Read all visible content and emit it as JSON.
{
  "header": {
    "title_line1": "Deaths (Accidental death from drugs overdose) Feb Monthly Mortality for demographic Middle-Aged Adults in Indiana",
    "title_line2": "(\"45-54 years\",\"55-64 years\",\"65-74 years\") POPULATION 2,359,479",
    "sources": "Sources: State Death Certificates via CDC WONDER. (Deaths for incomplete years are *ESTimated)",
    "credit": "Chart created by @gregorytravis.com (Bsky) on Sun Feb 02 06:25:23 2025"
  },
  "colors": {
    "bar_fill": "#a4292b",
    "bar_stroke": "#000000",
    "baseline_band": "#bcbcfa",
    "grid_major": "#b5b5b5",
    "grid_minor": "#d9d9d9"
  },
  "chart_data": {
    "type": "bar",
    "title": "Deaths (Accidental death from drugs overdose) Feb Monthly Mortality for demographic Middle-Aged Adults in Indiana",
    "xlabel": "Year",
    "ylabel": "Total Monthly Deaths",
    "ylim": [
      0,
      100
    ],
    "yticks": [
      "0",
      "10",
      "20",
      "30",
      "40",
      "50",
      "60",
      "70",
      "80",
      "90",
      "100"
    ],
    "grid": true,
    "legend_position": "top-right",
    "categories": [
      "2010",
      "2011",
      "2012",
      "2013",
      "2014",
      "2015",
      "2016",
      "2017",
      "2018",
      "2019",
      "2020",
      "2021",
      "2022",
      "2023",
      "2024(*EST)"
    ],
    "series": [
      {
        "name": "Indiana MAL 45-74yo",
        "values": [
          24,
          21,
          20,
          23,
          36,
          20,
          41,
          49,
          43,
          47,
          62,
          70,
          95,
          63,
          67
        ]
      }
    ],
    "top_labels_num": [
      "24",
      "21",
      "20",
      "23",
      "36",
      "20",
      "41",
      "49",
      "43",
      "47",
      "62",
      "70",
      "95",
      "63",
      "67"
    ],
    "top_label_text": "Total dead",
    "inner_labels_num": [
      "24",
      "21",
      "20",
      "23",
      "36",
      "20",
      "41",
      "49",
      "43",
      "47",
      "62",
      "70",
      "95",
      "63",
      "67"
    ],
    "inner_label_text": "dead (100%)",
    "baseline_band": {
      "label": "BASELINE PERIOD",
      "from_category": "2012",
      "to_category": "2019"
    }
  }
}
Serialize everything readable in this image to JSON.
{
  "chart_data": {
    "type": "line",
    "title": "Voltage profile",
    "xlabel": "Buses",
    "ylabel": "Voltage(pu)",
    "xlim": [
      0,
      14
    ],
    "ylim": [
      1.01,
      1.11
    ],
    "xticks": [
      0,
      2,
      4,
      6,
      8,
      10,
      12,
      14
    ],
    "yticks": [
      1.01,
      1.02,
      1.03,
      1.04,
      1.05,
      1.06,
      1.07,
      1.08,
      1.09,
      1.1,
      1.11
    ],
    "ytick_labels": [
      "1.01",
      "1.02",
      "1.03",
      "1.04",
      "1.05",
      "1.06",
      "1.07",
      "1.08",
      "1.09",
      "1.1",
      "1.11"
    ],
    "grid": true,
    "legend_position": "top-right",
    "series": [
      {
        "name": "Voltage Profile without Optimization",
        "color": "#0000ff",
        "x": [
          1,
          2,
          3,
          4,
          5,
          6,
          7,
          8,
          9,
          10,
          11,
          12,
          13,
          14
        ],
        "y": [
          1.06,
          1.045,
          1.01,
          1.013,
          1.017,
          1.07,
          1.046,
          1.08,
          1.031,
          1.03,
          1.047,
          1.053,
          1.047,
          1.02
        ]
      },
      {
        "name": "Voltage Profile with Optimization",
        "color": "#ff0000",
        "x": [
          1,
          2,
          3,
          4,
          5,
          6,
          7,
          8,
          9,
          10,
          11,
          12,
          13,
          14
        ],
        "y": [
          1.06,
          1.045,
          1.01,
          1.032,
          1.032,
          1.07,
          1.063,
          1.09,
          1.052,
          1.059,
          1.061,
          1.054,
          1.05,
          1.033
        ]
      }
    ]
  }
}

◇ ◇ ◇ ◇ ◇ ◇ ◇

*WORK INSTRUCTIONS*.
Output the records verbatim, from the first line to the last.

*RESPONSE TO THE TASK*.
Read all visible content and emit it as JSON.
{
  "header": {
    "title_line1": "Deaths (Accidental death from drugs overdose) Feb Monthly Mortality for demographic Middle-Aged Adults in Indiana",
    "title_line2": "(\"45-54 years\",\"55-64 years\",\"65-74 years\") POPULATION 2,359,479",
    "sources": "Sources: State Death Certificates via CDC WONDER. (Deaths for incomplete years are *ESTimated)",
    "credit": "Chart created by @gregorytravis.com (Bsky) on Sun Feb 02 06:25:23 2025"
  },
  "colors": {
    "bar_fill": "#a4292b",
    "bar_stroke": "#000000",
    "baseline_band": "#bcbcfa",
    "grid_major": "#b5b5b5",
    "grid_minor": "#d9d9d9"
  },
  "chart_data": {
    "type": "bar",
    "title": "Deaths (Accidental death from drugs overdose) Feb Monthly Mortality for demographic Middle-Aged Adults in Indiana",
    "xlabel": "Year",
    "ylabel": "Total Monthly Deaths",
    "ylim": [
      0,
      100
    ],
    "yticks": [
      "0",
      "10",
      "20",
      "30",
      "40",
      "50",
      "60",
      "70",
      "80",
      "90",
      "100"
    ],
    "grid": true,
    "legend_position": "top-right",
    "categories": [
      "2010",
      "2011",
      "2012",
      "2013",
      "2014",
      "2015",
      "2016",
      "2017",
      "2018",
      "2019",
      "2020",
      "2021",
      "2022",
      "2023",
      "2024(*EST)"
    ],
    "series": [
      {
        "name": "Indiana MAL 45-74yo",
        "values": [
          24,
          21,
          20,
          23,
          36,
          20,
          41,
          49,
          43,
          47,
          62,
          70,
          95,
          63,
          67
        ]
      }
    ],
    "top_labels_num": [
      "24",
      "21",
      "20",
      "23",
      "36",
      "20",
      "41",
      "49",
      "43",
      "47",
      "62",
      "70",
      "95",
      "63",
      "67"
    ],
    "top_label_text": "Total dead",
    "inner_labels_num": [
      "24",
      "21",
      "20",
      "23",
      "36",
      "20",
      "41",
      "49",
      "43",
      "47",
      "62",
      "70",
      "95",
      "63",
      "67"
    ],
    "inner_label_text": "dead (100%)",
    "baseline_band": {
      "label": "BASELINE PERIOD",
      "from_category": "2012",
      "to_category": "2019"
    }
  }
}
Serialize everything readable in this image to JSON.
{
  "chart_data": {
    "type": "line",
    "title": "Voltage profile",
    "xlabel": "Buses",
    "ylabel": "Voltage(pu)",
    "xlim": [
      0,
      14
    ],
    "ylim": [
      1.01,
      1.11
    ],
    "xticks": [
      0,
      2,
      4,
      6,
      8,
      10,
      12,
      14
    ],
    "yticks": [
      1.01,
      1.02,
      1.03,
      1.04,
      1.05,
      1.06,
      1.07,
      1.08,
      1.09,
      1.1,
      1.11
    ],
    "ytick_labels": [
      "1.01",
      "1.02",
      "1.03",
      "1.04",
      "1.05",
      "1.06",
      "1.07",
      "1.08",
      "1.09",
      "1.1",
      "1.11"
    ],
    "grid": true,
    "legend_position": "top-right",
    "series": [
      {
        "name": "Voltage Profile without Optimization",
        "color": "#0000ff",
        "x": [
          1,
          2,
          3,
          4,
          5,
          6,
          7,
          8,
          9,
          10,
          11,
          12,
          13,
          14
        ],
        "y": [
          1.06,
          1.045,
          1.01,
          1.013,
          1.017,
          1.07,
          1.046,
          1.08,
          1.031,
          1.03,
          1.047,
          1.053,
          1.047,
          1.02
        ]
      },
      {
        "name": "Voltage Profile with Optimization",
        "color": "#ff0000",
        "x": [
          1,
          2,
          3,
          4,
          5,
          6,
          7,
          8,
          9,
          10,
          11,
          12,
          13,
          14
        ],
        "y": [
          1.06,
          1.045,
          1.01,
          1.032,
          1.032,
          1.07,
          1.063,
          1.09,
          1.052,
          1.059,
          1.061,
          1.054,
          1.05,
          1.033
        ]
      }
    ]
  }
}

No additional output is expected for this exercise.